[Dataset excerpts]
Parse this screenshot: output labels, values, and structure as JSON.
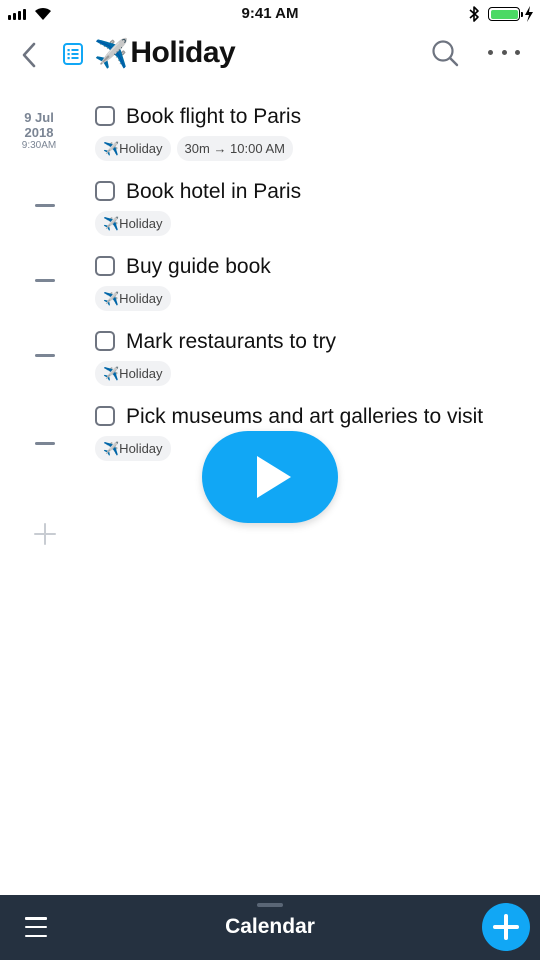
{
  "status_bar": {
    "time": "9:41 AM",
    "battery_level": 1.0
  },
  "header": {
    "title_emoji": "✈️",
    "title": "Holiday"
  },
  "date": {
    "day_month": "9 Jul",
    "year": "2018",
    "time": "9:30AM"
  },
  "tasks": [
    {
      "title": "Book flight to Paris",
      "tags": [
        "✈️Holiday",
        "30m → 10:00 AM"
      ]
    },
    {
      "title": "Book hotel in Paris",
      "tags": [
        "✈️Holiday"
      ]
    },
    {
      "title": "Buy guide book",
      "tags": [
        "✈️Holiday"
      ]
    },
    {
      "title": "Mark restaurants to try",
      "tags": [
        "✈️Holiday"
      ]
    },
    {
      "title": "Pick museums and art galleries to visit",
      "tags": [
        "✈️Holiday"
      ]
    }
  ],
  "bottom_bar": {
    "title": "Calendar"
  },
  "colors": {
    "accent": "#11a7f5",
    "bottom_bar": "#253140",
    "muted": "#7b8594"
  },
  "icons": [
    "signal-icon",
    "wifi-icon",
    "bluetooth-icon",
    "battery-icon",
    "back-icon",
    "list-icon",
    "search-icon",
    "more-icon",
    "play-icon",
    "menu-icon",
    "plus-icon"
  ]
}
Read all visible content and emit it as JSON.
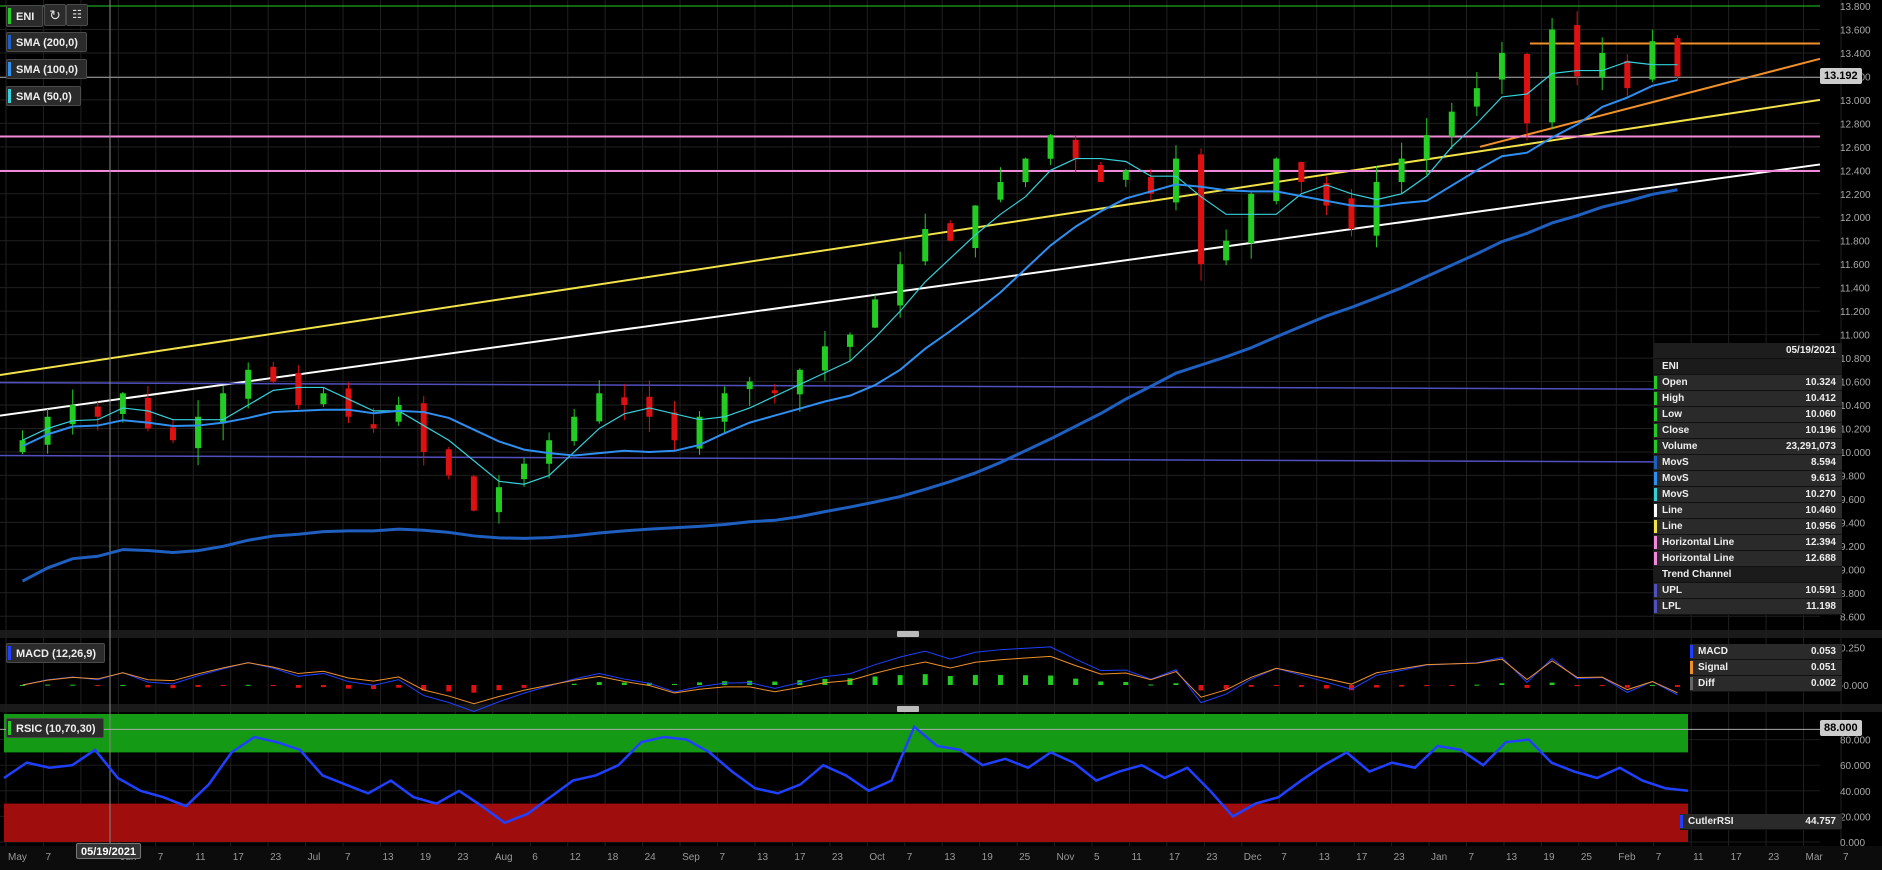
{
  "symbol": "ENI",
  "chips": {
    "sma200": "SMA (200,0)",
    "sma100": "SMA (100,0)",
    "sma50": "SMA (50,0)",
    "macd": "MACD (12,26,9)",
    "rsi": "RSIC (10,70,30)"
  },
  "colors": {
    "up": "#22cc22",
    "down": "#dd1111",
    "sma200": "#1f5fc0",
    "sma100": "#2f8ff0",
    "sma50": "#35d0d8",
    "white_line": "#ffffff",
    "yellow_line": "#f2e24a",
    "orange_line": "#f0902a",
    "pink_hline": "#f08ad8",
    "channel": "#5050c0",
    "rsi_line": "#2040ff",
    "rsi_over": "#159a15",
    "rsi_under": "#a00d0d"
  },
  "price_tag": "13.192",
  "rsi_tag": "88.000",
  "cursor_date": "05/19/2021",
  "datatable": {
    "date": "05/19/2021",
    "symbol": "ENI",
    "rows": [
      {
        "label": "Open",
        "value": "10.324",
        "color": "#22cc22"
      },
      {
        "label": "High",
        "value": "10.412",
        "color": "#22cc22"
      },
      {
        "label": "Low",
        "value": "10.060",
        "color": "#22cc22"
      },
      {
        "label": "Close",
        "value": "10.196",
        "color": "#22cc22"
      },
      {
        "label": "Volume",
        "value": "23,291,073",
        "color": "#22cc22"
      },
      {
        "label": "MovS",
        "value": "8.594",
        "color": "#1f5fc0"
      },
      {
        "label": "MovS",
        "value": "9.613",
        "color": "#2f8ff0"
      },
      {
        "label": "MovS",
        "value": "10.270",
        "color": "#35d0d8"
      },
      {
        "label": "Line",
        "value": "10.460",
        "color": "#ffffff"
      },
      {
        "label": "Line",
        "value": "10.956",
        "color": "#f2e24a"
      },
      {
        "label": "Horizontal Line",
        "value": "12.394",
        "color": "#f08ad8"
      },
      {
        "label": "Horizontal Line",
        "value": "12.688",
        "color": "#f08ad8"
      },
      {
        "label": "Trend Channel",
        "value": "",
        "color": ""
      },
      {
        "label": "UPL",
        "value": "10.591",
        "color": "#5050c0"
      },
      {
        "label": "LPL",
        "value": "11.198",
        "color": "#5050c0"
      }
    ]
  },
  "macd_table": [
    {
      "label": "MACD",
      "value": "0.053",
      "color": "#2040ff"
    },
    {
      "label": "Signal",
      "value": "0.051",
      "color": "#f0902a"
    },
    {
      "label": "Diff",
      "value": "0.002",
      "color": "#666666"
    }
  ],
  "rsi_table": {
    "label": "CutlerRSI",
    "value": "44.757",
    "color": "#2040ff"
  },
  "chart_data": [
    {
      "type": "candlestick",
      "title": "ENI",
      "ylim": [
        8.5,
        13.8
      ],
      "y_ticks": [
        "13.800",
        "13.600",
        "13.400",
        "13.200",
        "13.000",
        "12.800",
        "12.600",
        "12.400",
        "12.200",
        "12.000",
        "11.800",
        "11.600",
        "11.400",
        "11.200",
        "11.000",
        "10.800",
        "10.600",
        "10.400",
        "10.200",
        "10.000",
        "9.800",
        "9.600",
        "9.400",
        "9.200",
        "9.000",
        "8.800",
        "8.600"
      ],
      "x_ticks": [
        "May",
        "7",
        "",
        "Jun",
        "7",
        "11",
        "17",
        "23",
        "Jul",
        "7",
        "13",
        "19",
        "23",
        "Aug",
        "6",
        "12",
        "18",
        "24",
        "Sep",
        "7",
        "13",
        "17",
        "23",
        "Oct",
        "7",
        "13",
        "19",
        "25",
        "Nov",
        "5",
        "11",
        "17",
        "23",
        "Dec",
        "7",
        "13",
        "17",
        "23",
        "Jan",
        "7",
        "13",
        "19",
        "25",
        "Feb",
        "7",
        "11",
        "17",
        "23",
        "Mar",
        "7"
      ],
      "close_path": [
        10.1,
        10.3,
        10.4,
        10.3,
        10.5,
        10.2,
        10.1,
        10.3,
        10.5,
        10.7,
        10.6,
        10.4,
        10.5,
        10.3,
        10.2,
        10.4,
        10.0,
        9.8,
        9.5,
        9.7,
        9.9,
        10.1,
        10.3,
        10.5,
        10.4,
        10.3,
        10.1,
        10.3,
        10.5,
        10.6,
        10.5,
        10.7,
        10.9,
        11.0,
        11.3,
        11.6,
        11.9,
        11.8,
        12.1,
        12.3,
        12.5,
        12.7,
        12.5,
        12.3,
        12.4,
        12.2,
        12.5,
        11.6,
        11.8,
        12.2,
        12.5,
        12.3,
        12.1,
        11.9,
        12.3,
        12.5,
        12.7,
        12.9,
        13.1,
        13.4,
        12.8,
        13.6,
        13.2,
        13.4,
        13.1,
        13.5,
        13.2
      ],
      "series": [
        {
          "name": "SMA (200,0)",
          "last": 8.594
        },
        {
          "name": "SMA (100,0)",
          "last": 9.613
        },
        {
          "name": "SMA (50,0)",
          "last": 10.27
        }
      ],
      "horizontal_lines": [
        12.394,
        12.688
      ],
      "last_price": 13.192
    },
    {
      "type": "line",
      "title": "MACD (12,26,9)",
      "ylim": [
        -0.1,
        0.3
      ],
      "y_ticks": [
        "0.250",
        "-0.000"
      ],
      "series": [
        {
          "name": "MACD",
          "last": 0.053
        },
        {
          "name": "Signal",
          "last": 0.051
        },
        {
          "name": "Diff",
          "last": 0.002
        }
      ]
    },
    {
      "type": "line",
      "title": "RSIC (10,70,30)",
      "ylim": [
        0,
        100
      ],
      "y_ticks": [
        "80.000",
        "60.000",
        "40.000",
        "20.000",
        "0.000"
      ],
      "series": [
        {
          "name": "CutlerRSI",
          "values": [
            50,
            62,
            58,
            60,
            72,
            50,
            40,
            35,
            28,
            45,
            70,
            82,
            78,
            72,
            52,
            45,
            38,
            48,
            35,
            30,
            40,
            28,
            15,
            22,
            35,
            48,
            52,
            60,
            78,
            82,
            80,
            70,
            55,
            42,
            38,
            45,
            60,
            52,
            40,
            48,
            90,
            75,
            72,
            60,
            65,
            58,
            70,
            62,
            48,
            55,
            60,
            50,
            58,
            40,
            20,
            30,
            35,
            48,
            60,
            70,
            55,
            62,
            58,
            75,
            72,
            60,
            78,
            80,
            62,
            55,
            50,
            58,
            48,
            42,
            40
          ],
          "last": 44.757
        }
      ]
    }
  ]
}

● **Challenge**
Pull every line containing the word "values" out of the entries above.

● **Solution**
Parse this screenshot: output labels, values, and structure as JSON.
          "values": [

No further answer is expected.